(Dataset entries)
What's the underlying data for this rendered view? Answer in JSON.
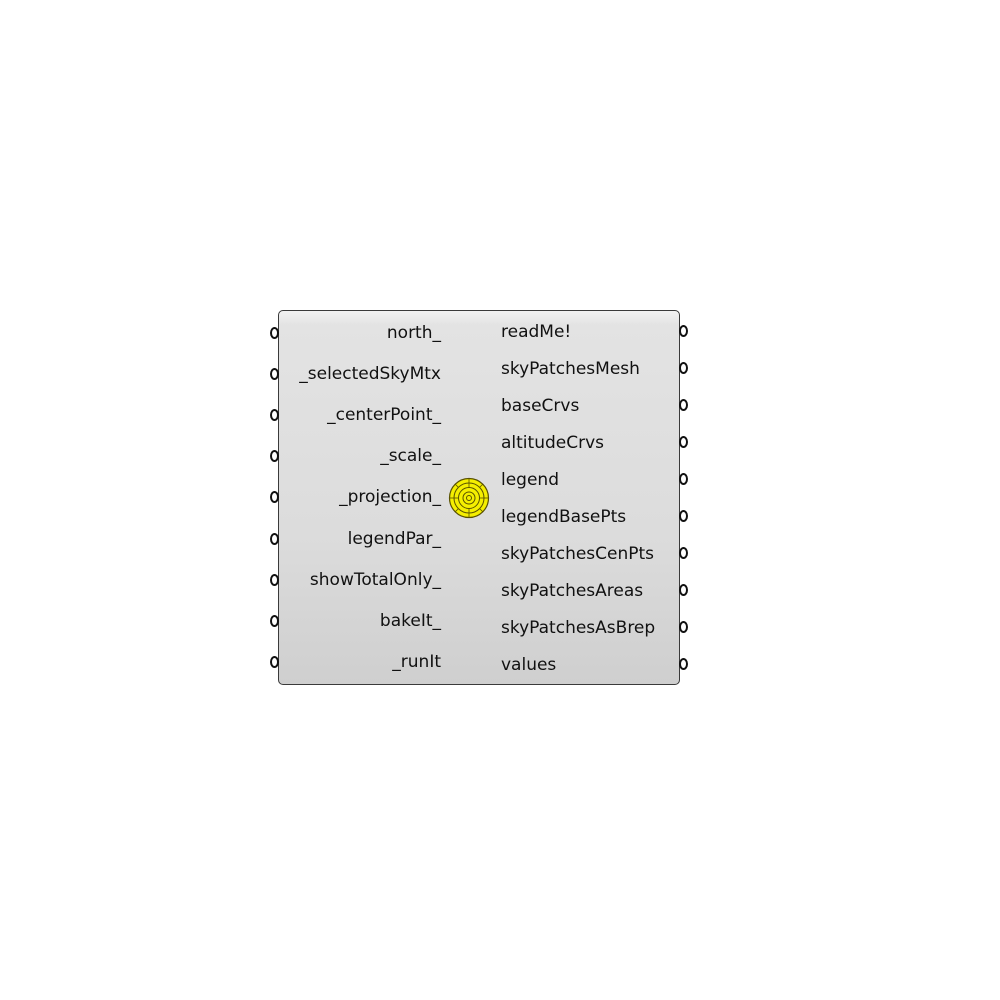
{
  "component": {
    "inputs": [
      {
        "label": "north_"
      },
      {
        "label": "_selectedSkyMtx"
      },
      {
        "label": "_centerPoint_"
      },
      {
        "label": "_scale_"
      },
      {
        "label": "_projection_"
      },
      {
        "label": "legendPar_"
      },
      {
        "label": "showTotalOnly_"
      },
      {
        "label": "bakeIt_"
      },
      {
        "label": "_runIt"
      }
    ],
    "outputs": [
      {
        "label": "readMe!"
      },
      {
        "label": "skyPatchesMesh"
      },
      {
        "label": "baseCrvs"
      },
      {
        "label": "altitudeCrvs"
      },
      {
        "label": "legend"
      },
      {
        "label": "legendBasePts"
      },
      {
        "label": "skyPatchesCenPts"
      },
      {
        "label": "skyPatchesAreas"
      },
      {
        "label": "skyPatchesAsBrep"
      },
      {
        "label": "values"
      }
    ],
    "icon": "sky-dome-icon"
  },
  "colors": {
    "icon_fill": "#f5ef00",
    "icon_stroke": "#5a5200",
    "border": "#3a3a3a",
    "text": "#111111"
  }
}
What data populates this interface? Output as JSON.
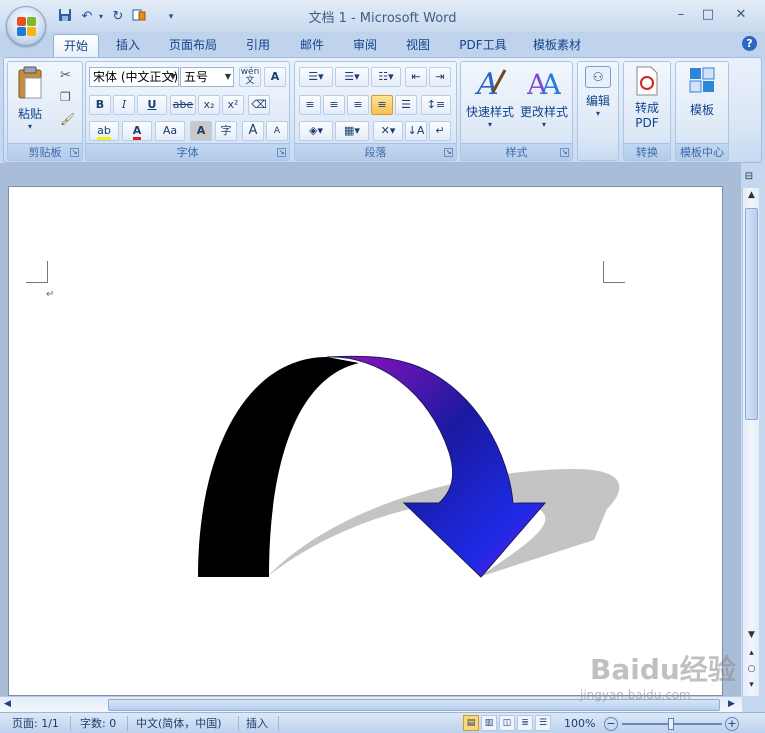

* **Given problem**
Scan the material and collect every line that contains "this".

* **Response to the exercise**
What's the underlying data for this rendered view? Answer in JSON.
What data populates this interface? Output as JSON.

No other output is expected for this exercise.